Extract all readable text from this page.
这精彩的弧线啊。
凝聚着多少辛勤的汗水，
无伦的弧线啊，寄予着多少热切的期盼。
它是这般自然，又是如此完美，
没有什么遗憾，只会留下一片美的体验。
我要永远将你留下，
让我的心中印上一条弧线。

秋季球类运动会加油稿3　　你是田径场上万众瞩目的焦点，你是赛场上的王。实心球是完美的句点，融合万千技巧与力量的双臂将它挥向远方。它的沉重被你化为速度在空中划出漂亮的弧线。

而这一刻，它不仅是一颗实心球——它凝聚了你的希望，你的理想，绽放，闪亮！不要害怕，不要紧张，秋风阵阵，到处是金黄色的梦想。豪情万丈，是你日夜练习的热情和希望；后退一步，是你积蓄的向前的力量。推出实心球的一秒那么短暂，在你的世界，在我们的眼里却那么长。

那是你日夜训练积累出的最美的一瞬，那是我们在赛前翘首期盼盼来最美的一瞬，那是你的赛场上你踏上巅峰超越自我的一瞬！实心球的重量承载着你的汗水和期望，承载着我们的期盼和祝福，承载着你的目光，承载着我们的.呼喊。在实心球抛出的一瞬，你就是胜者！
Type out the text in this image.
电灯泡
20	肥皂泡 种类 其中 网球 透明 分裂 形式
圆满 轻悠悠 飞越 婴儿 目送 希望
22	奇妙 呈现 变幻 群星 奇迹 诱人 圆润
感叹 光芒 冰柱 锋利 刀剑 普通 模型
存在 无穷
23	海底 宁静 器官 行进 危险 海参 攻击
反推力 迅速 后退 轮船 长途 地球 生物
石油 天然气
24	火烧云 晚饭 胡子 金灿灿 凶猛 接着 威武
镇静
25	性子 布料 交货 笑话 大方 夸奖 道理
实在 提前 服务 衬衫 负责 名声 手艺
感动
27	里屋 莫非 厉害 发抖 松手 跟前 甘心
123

== TASK DIRECTIONS ==
Using the records above, copy each line that contains "text".

== RESPONSE FOR THIS EXERCISE ==
Extract all readable text from this page.
Type out the text in this image.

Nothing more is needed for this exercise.